Exercise aim: Copy out all lines that carry the word "Budget".

Records for processing:
#####
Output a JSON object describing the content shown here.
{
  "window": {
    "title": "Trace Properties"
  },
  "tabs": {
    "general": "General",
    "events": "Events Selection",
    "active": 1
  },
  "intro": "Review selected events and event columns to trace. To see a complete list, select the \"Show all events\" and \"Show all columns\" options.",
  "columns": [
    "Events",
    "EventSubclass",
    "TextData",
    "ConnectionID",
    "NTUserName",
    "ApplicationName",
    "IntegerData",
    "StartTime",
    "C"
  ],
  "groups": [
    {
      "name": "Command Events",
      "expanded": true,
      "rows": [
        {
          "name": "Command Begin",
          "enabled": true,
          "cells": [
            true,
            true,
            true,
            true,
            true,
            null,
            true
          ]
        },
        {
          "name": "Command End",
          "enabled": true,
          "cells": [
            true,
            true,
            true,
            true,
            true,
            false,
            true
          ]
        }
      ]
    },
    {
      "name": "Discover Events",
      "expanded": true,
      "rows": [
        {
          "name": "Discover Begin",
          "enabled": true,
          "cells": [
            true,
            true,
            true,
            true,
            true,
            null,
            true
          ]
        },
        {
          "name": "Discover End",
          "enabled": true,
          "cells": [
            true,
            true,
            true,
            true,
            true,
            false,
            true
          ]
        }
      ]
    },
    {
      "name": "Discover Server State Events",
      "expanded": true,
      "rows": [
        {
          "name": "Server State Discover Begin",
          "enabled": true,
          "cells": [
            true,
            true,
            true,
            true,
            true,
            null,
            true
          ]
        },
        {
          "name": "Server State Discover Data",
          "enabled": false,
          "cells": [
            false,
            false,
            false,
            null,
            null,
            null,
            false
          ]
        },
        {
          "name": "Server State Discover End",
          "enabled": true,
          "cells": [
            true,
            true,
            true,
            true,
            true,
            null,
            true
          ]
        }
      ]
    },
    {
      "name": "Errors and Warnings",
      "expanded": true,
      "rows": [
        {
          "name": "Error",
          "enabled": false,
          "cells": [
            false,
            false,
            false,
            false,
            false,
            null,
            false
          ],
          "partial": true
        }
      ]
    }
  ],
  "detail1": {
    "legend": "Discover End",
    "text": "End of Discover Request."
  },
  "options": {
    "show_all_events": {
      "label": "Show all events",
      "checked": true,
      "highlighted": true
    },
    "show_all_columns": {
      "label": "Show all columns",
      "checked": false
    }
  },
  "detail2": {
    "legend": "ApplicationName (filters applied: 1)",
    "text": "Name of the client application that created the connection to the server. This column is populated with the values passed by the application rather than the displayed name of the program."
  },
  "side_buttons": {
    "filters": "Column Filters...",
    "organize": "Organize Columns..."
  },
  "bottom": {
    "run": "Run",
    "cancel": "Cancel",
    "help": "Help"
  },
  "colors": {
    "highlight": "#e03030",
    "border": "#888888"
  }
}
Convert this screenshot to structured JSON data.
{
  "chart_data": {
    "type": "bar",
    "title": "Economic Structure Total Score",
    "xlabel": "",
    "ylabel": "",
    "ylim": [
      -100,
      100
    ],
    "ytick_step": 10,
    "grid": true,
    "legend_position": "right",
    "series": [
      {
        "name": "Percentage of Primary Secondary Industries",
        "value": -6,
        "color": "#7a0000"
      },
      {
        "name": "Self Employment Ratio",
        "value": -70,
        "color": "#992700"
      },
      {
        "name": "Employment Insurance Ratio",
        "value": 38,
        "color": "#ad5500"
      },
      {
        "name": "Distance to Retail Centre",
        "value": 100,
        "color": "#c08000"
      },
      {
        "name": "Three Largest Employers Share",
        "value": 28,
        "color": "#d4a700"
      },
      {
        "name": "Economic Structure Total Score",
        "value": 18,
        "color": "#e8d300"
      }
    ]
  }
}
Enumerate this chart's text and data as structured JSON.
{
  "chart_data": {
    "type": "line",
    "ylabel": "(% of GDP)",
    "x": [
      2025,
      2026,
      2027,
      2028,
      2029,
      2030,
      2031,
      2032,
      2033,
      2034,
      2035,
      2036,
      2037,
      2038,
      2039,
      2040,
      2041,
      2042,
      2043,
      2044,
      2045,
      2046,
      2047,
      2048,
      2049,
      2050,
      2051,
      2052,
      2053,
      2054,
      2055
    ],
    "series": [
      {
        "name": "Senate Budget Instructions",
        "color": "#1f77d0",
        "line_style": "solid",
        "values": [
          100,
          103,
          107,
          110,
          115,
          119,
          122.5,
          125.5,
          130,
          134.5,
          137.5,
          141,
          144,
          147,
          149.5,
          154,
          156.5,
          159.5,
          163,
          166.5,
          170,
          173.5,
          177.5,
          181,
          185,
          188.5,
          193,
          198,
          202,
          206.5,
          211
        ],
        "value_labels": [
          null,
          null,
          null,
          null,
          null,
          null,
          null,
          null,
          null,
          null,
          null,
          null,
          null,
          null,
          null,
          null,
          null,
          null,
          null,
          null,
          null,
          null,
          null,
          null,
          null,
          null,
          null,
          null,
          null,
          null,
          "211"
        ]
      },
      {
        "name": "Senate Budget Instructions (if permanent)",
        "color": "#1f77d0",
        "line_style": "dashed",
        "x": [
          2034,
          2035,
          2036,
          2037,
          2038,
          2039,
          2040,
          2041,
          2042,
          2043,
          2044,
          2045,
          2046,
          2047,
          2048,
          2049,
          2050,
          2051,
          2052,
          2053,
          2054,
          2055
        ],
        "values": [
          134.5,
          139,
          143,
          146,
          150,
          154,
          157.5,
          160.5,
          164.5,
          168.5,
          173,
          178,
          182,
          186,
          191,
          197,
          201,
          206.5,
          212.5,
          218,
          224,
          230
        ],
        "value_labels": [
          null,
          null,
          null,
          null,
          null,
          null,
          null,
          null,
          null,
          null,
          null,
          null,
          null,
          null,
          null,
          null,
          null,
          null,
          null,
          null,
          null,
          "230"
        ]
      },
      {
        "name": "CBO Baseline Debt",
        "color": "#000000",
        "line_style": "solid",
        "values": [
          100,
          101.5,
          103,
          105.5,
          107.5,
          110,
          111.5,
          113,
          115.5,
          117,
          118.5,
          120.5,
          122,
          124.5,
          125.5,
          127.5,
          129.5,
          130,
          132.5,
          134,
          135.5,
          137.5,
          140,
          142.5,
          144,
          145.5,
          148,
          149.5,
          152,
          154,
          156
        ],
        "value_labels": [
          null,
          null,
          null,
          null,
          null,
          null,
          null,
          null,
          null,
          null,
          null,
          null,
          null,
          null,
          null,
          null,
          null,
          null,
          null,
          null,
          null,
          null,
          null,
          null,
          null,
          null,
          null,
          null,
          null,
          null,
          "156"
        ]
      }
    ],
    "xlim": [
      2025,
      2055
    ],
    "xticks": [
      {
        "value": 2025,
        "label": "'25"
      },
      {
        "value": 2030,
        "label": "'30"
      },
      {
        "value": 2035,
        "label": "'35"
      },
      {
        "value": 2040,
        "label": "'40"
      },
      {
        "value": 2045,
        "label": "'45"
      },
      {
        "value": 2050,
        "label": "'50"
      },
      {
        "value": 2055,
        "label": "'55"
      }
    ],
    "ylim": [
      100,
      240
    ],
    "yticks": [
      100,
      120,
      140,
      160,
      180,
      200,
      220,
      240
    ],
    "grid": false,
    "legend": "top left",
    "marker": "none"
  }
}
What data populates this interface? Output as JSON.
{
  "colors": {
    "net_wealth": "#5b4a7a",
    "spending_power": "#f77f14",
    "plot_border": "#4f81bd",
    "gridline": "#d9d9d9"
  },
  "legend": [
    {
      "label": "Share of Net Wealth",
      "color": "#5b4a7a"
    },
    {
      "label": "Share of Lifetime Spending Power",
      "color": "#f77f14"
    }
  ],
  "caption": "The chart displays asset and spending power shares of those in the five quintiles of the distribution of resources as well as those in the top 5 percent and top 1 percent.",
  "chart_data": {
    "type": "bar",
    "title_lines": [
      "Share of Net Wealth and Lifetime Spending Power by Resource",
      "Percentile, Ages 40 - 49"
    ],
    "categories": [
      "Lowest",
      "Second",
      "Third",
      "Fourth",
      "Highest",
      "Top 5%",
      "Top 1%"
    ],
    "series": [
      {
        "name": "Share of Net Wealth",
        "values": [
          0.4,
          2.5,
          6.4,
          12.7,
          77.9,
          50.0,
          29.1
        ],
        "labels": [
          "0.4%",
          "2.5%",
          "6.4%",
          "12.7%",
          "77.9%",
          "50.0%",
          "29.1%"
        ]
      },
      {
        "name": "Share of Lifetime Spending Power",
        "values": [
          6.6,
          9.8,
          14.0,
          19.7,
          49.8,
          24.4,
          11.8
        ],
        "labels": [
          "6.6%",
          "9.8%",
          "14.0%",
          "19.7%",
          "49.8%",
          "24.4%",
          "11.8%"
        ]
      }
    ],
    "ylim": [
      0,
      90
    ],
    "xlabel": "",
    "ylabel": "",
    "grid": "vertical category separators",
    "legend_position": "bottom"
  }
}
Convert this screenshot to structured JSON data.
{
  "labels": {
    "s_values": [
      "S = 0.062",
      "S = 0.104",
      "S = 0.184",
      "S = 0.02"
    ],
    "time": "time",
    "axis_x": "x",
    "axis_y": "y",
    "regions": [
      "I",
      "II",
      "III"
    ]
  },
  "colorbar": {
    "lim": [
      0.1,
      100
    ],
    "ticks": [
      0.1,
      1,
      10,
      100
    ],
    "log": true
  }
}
#####
Solution:
        "name": "Senate Budget Instructions",
        "name": "Senate Budget Instructions (if permanent)",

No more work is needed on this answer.